:: Vorliegender Text

Mehr Geld für den Klimaschutz? Reiner Holznagel vom Steuerzahlbund ruft die Regierung auf, erst einmal überflüssige und klimaschädliche Ausgaben zu streichen, bevor sie sich Neues ausdenkt.

Politik/Baden-Württemberg: Rainer Pörtner (pö)

Stuttgart - Die Bundesregierung hat ihr Programm zum Klimaschutz vorgelegt. Geplant sind unter anderem die Einführung eines CO2-Preises und finanzielle Anreize für umweltfreundliches Verhalten. Reiner Holznagel, Präsident des Bundes der Steuerzahler, fordert im Interview mit unserer Zeitung eine höhere Pendlerpauschale und warnt vor der Illusion, durch Steuerpolitik menschliches Verhalten in großem Stil ändern zu können.

::::
:: Datensatz

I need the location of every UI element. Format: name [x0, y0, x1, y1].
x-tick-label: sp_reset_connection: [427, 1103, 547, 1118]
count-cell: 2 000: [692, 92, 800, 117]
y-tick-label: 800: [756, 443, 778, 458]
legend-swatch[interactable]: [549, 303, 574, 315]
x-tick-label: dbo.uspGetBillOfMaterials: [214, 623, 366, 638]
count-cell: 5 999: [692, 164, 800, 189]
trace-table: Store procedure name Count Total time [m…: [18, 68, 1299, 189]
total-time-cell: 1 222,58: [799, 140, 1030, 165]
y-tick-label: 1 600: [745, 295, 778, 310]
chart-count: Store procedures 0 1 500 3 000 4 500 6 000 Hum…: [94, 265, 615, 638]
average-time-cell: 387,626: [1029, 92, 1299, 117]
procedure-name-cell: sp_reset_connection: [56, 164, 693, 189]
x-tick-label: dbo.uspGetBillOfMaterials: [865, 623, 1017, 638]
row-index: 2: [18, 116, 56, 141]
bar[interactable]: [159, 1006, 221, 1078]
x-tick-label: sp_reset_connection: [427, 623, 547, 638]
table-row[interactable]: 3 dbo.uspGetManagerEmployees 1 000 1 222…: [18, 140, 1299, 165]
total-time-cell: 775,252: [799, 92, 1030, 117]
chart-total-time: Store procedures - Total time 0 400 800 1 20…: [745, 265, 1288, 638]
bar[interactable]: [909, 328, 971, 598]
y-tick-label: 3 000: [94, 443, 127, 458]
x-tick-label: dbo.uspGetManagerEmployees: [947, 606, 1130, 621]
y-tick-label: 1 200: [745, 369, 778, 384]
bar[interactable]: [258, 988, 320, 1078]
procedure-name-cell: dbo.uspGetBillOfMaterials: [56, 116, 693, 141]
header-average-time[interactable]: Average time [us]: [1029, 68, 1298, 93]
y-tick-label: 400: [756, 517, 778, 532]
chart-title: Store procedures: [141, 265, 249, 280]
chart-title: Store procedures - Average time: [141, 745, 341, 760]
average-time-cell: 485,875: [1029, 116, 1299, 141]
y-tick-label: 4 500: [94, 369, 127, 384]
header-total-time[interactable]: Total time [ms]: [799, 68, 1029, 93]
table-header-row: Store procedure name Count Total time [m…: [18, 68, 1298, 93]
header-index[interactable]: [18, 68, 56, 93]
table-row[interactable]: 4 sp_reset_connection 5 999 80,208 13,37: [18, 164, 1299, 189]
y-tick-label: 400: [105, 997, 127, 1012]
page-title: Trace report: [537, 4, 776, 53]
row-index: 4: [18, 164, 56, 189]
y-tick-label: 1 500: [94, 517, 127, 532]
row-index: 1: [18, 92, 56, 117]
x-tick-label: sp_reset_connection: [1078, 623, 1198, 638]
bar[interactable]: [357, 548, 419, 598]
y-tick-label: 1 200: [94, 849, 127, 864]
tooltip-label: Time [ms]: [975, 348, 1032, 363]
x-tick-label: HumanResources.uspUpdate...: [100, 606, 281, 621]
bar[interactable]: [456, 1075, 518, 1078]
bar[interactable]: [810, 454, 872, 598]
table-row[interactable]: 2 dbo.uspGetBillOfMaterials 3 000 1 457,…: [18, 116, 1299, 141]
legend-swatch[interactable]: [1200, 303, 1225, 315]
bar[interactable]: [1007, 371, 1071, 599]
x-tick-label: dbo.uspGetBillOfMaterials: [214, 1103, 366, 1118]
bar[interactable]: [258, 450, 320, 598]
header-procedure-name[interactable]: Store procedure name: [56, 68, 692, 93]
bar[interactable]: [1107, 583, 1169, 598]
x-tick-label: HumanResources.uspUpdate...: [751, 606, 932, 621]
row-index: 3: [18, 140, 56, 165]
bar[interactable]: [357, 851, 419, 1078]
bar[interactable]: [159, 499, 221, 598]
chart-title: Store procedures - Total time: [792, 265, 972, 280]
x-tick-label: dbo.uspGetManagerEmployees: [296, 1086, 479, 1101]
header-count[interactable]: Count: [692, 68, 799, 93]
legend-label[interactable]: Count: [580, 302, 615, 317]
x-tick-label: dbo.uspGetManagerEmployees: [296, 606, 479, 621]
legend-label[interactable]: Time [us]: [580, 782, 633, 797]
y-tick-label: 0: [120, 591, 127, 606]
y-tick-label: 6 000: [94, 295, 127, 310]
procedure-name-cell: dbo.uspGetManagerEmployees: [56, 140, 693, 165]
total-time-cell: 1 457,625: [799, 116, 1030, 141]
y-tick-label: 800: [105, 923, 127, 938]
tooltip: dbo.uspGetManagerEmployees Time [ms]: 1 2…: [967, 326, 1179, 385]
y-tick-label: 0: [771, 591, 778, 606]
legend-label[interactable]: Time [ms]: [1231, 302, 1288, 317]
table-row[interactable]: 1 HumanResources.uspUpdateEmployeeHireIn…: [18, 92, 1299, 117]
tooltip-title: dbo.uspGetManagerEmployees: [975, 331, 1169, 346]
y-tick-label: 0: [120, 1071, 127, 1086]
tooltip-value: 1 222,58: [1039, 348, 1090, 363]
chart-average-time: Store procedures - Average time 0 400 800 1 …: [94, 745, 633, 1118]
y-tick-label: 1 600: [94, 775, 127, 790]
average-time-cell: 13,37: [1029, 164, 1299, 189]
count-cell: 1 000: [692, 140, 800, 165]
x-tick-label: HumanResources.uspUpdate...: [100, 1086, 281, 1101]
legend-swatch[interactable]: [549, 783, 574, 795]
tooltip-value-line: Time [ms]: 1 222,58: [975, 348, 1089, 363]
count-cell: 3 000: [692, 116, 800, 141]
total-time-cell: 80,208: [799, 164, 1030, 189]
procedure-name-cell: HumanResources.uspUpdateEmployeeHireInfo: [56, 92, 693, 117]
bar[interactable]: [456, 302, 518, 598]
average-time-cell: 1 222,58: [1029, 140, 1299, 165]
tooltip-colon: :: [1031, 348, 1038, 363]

::::

=== Arbeitsauftrag ===
Setzen Sie den Text über Reiner Holznagel und das Klimaschutzprogramm der Bundesregierung im Anschluss an seinen letzten Satz fort.

=== Lösung der Aufgabe ===
Herr Holznagel, die große Koalition hat ihr Klimapaket verabschiedet. Es soll fünfzig Milliarden Euro bis zum Jahr 2030 kosten und ohne neue Schulden finanziert werden. Halten Sie diese Kalkulation für seriös?

Der Staat formuliert politische Ziele, die er zu erreichen wünscht. Aber ob die vorgeschlagenen Maßnahmen ausreichen, die Vorgaben des Pariser Klimaabkommens zu schaffen, ist höchst zweifelhaft. Ich halte es für sehr wahrscheinlich, dass später nachgelegt werden muss und die ganze Sache noch wesentlich teurer wird.

Union und SPD haben sich gegen eine CO2-Steuer und für einen Zertifikatehandel entschieden, um den Kohlendioxid-Ausstoß zu begrenzen. Das müsste sie als Gegner jeder Steuererhöhung doch freuen, oder?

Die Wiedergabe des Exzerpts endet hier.